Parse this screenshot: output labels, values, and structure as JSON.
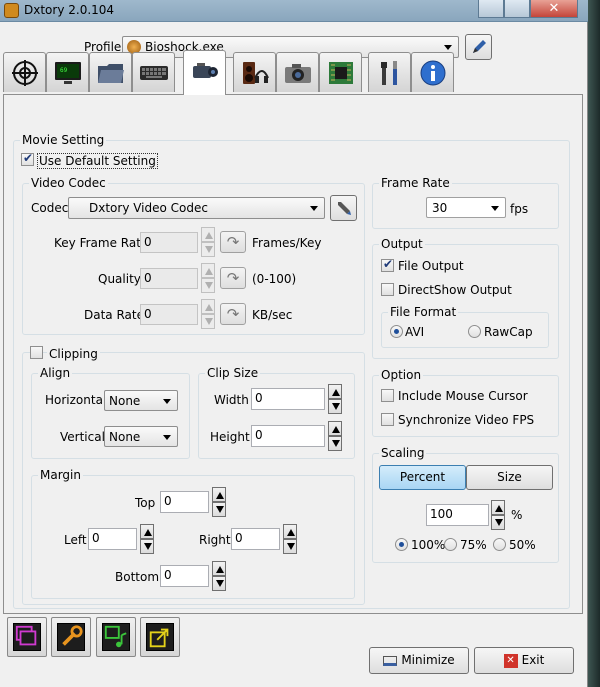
{
  "window": {
    "title": "Dxtory 2.0.104"
  },
  "profile": {
    "label": "Profile",
    "value": "Bioshock.exe"
  },
  "tabs": [
    {
      "icon": "crosshair-icon"
    },
    {
      "icon": "monitor-icon"
    },
    {
      "icon": "folder-icon"
    },
    {
      "icon": "keyboard-icon"
    },
    {
      "icon": "camcorder-icon"
    },
    {
      "icon": "speaker-headphones-icon"
    },
    {
      "icon": "camera-icon"
    },
    {
      "icon": "chip-icon"
    },
    {
      "icon": "tools-icon"
    },
    {
      "icon": "info-icon"
    }
  ],
  "movie": {
    "title": "Movie Setting",
    "use_default": "Use Default Setting",
    "video_codec": {
      "title": "Video Codec",
      "codec_label": "Codec",
      "codec_value": "Dxtory Video Codec",
      "key_frame_label": "Key Frame Rate",
      "key_frame_value": "0",
      "key_frame_unit": "Frames/Key",
      "quality_label": "Quality",
      "quality_value": "0",
      "quality_unit": "(0-100)",
      "data_rate_label": "Data Rate",
      "data_rate_value": "0",
      "data_rate_unit": "KB/sec"
    },
    "clipping": {
      "title": "Clipping",
      "align": {
        "title": "Align",
        "horizontal_label": "Horizontal",
        "horizontal_value": "None",
        "vertical_label": "Vertical",
        "vertical_value": "None"
      },
      "clip_size": {
        "title": "Clip Size",
        "width_label": "Width",
        "width_value": "0",
        "height_label": "Height",
        "height_value": "0"
      },
      "margin": {
        "title": "Margin",
        "top_label": "Top",
        "top_value": "0",
        "left_label": "Left",
        "left_value": "0",
        "right_label": "Right",
        "right_value": "0",
        "bottom_label": "Bottom",
        "bottom_value": "0"
      }
    }
  },
  "frame_rate": {
    "title": "Frame Rate",
    "value": "30",
    "unit": "fps"
  },
  "output": {
    "title": "Output",
    "file_output": "File Output",
    "directshow_output": "DirectShow Output",
    "file_format": {
      "title": "File Format",
      "avi": "AVI",
      "rawcap": "RawCap"
    }
  },
  "option": {
    "title": "Option",
    "include_mouse": "Include Mouse Cursor",
    "sync_fps": "Synchronize Video FPS"
  },
  "scaling": {
    "title": "Scaling",
    "percent_btn": "Percent",
    "size_btn": "Size",
    "value": "100",
    "unit": "%",
    "opt100": "100%",
    "opt75": "75%",
    "opt50": "50%"
  },
  "bottom": {
    "minimize": "Minimize",
    "exit": "Exit"
  },
  "colors": {
    "title_bar": "#9fb8cc",
    "selected_button": "#b6dcf5"
  }
}
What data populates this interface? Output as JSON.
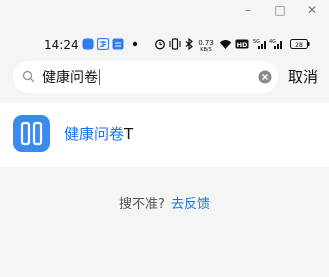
{
  "window": {
    "minimize": "–",
    "maximize": "□",
    "close": "✕"
  },
  "status_bar": {
    "time": "14:24",
    "speed_value": "0.73",
    "speed_unit": "KB/S",
    "battery": "28",
    "icons": [
      "app-notification-icon",
      "alipay-icon",
      "alipay-box-icon",
      "dot-icon",
      "alarm-icon",
      "vibrate-icon",
      "bluetooth-icon",
      "wifi-icon",
      "hd-icon",
      "signal-5g-icon",
      "signal-4g-icon",
      "battery-icon"
    ]
  },
  "search": {
    "query_highlight": "健康问卷",
    "cancel_label": "取消"
  },
  "results": [
    {
      "title_highlight": "健康问卷",
      "title_rest": "T",
      "icon": "health-survey-app-icon"
    }
  ],
  "feedback": {
    "question": "搜不准?",
    "link": "去反馈"
  },
  "colors": {
    "accent": "#1a73e8",
    "app_icon": "#3a8bf0",
    "background": "#f5f5f5"
  }
}
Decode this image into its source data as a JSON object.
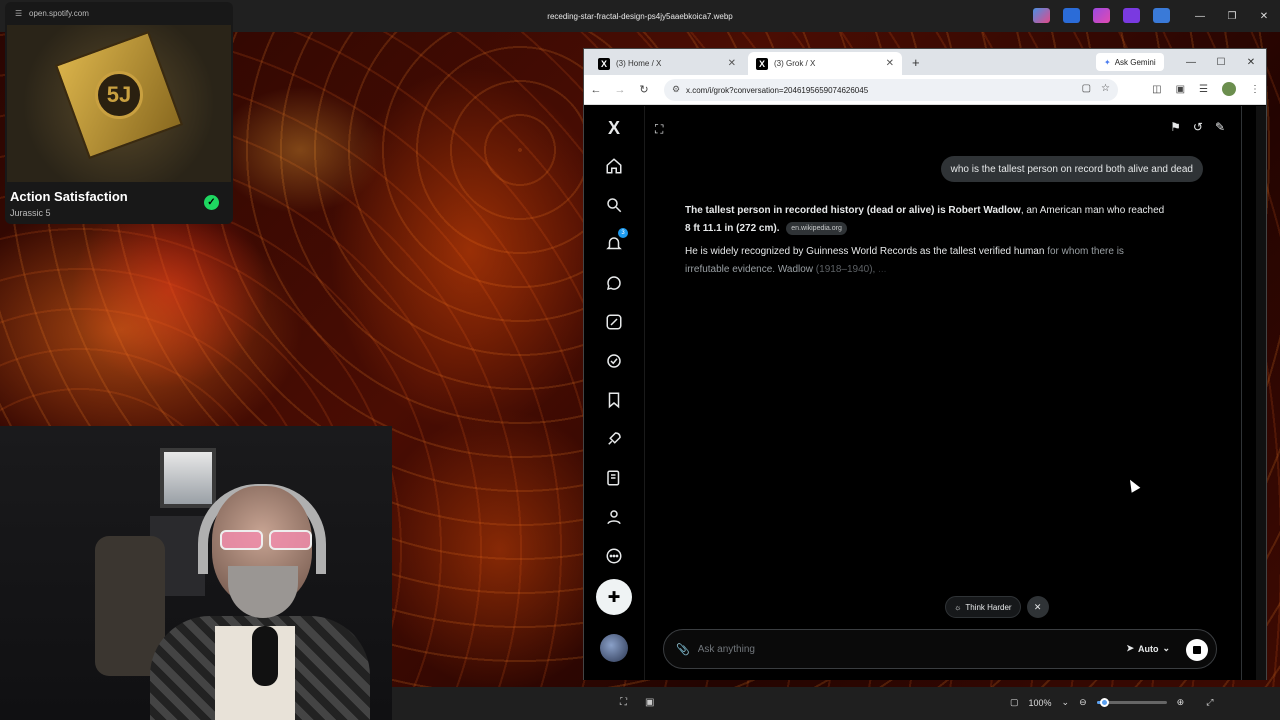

Problem requirements —
Every entry must be written out exactly, with all pictures left out.

The result —
Parse this screenshot: output labels, values, and structure as JSON.
{
  "window": {
    "title": "Dxtory 2.0.104"
  },
  "profile": {
    "label": "Profile",
    "value": "Bioshock.exe"
  },
  "tabs": [
    {
      "icon": "crosshair-icon"
    },
    {
      "icon": "monitor-icon"
    },
    {
      "icon": "folder-icon"
    },
    {
      "icon": "keyboard-icon"
    },
    {
      "icon": "camcorder-icon"
    },
    {
      "icon": "speaker-headphones-icon"
    },
    {
      "icon": "camera-icon"
    },
    {
      "icon": "chip-icon"
    },
    {
      "icon": "tools-icon"
    },
    {
      "icon": "info-icon"
    }
  ],
  "movie": {
    "title": "Movie Setting",
    "use_default": "Use Default Setting",
    "video_codec": {
      "title": "Video Codec",
      "codec_label": "Codec",
      "codec_value": "Dxtory Video Codec",
      "key_frame_label": "Key Frame Rate",
      "key_frame_value": "0",
      "key_frame_unit": "Frames/Key",
      "quality_label": "Quality",
      "quality_value": "0",
      "quality_unit": "(0-100)",
      "data_rate_label": "Data Rate",
      "data_rate_value": "0",
      "data_rate_unit": "KB/sec"
    },
    "clipping": {
      "title": "Clipping",
      "align": {
        "title": "Align",
        "horizontal_label": "Horizontal",
        "horizontal_value": "None",
        "vertical_label": "Vertical",
        "vertical_value": "None"
      },
      "clip_size": {
        "title": "Clip Size",
        "width_label": "Width",
        "width_value": "0",
        "height_label": "Height",
        "height_value": "0"
      },
      "margin": {
        "title": "Margin",
        "top_label": "Top",
        "top_value": "0",
        "left_label": "Left",
        "left_value": "0",
        "right_label": "Right",
        "right_value": "0",
        "bottom_label": "Bottom",
        "bottom_value": "0"
      }
    }
  },
  "frame_rate": {
    "title": "Frame Rate",
    "value": "30",
    "unit": "fps"
  },
  "output": {
    "title": "Output",
    "file_output": "File Output",
    "directshow_output": "DirectShow Output",
    "file_format": {
      "title": "File Format",
      "avi": "AVI",
      "rawcap": "RawCap"
    }
  },
  "option": {
    "title": "Option",
    "include_mouse": "Include Mouse Cursor",
    "sync_fps": "Synchronize Video FPS"
  },
  "scaling": {
    "title": "Scaling",
    "percent_btn": "Percent",
    "size_btn": "Size",
    "value": "100",
    "unit": "%",
    "opt100": "100%",
    "opt75": "75%",
    "opt50": "50%"
  },
  "bottom": {
    "minimize": "Minimize",
    "exit": "Exit"
  },
  "colors": {
    "title_bar": "#9fb8cc",
    "selected_button": "#b6dcf5"
  }
}
What data populates this interface? Output as JSON.
{
  "window": {
    "minimize": "–",
    "maximize": "□",
    "close": "✕"
  },
  "status_bar": {
    "time": "14:24",
    "speed_value": "0.73",
    "speed_unit": "KB/S",
    "battery": "28",
    "icons": [
      "app-notification-icon",
      "alipay-icon",
      "alipay-box-icon",
      "dot-icon",
      "alarm-icon",
      "vibrate-icon",
      "bluetooth-icon",
      "wifi-icon",
      "hd-icon",
      "signal-5g-icon",
      "signal-4g-icon",
      "battery-icon"
    ]
  },
  "search": {
    "query_highlight": "健康问卷",
    "cancel_label": "取消"
  },
  "results": [
    {
      "title_highlight": "健康问卷",
      "title_rest": "T",
      "icon": "health-survey-app-icon"
    }
  ],
  "feedback": {
    "question": "搜不准?",
    "link": "去反馈"
  },
  "colors": {
    "accent": "#1a73e8",
    "app_icon": "#3a8bf0",
    "background": "#f5f5f5"
  }
}
Decode this image into its source data as a JSON object.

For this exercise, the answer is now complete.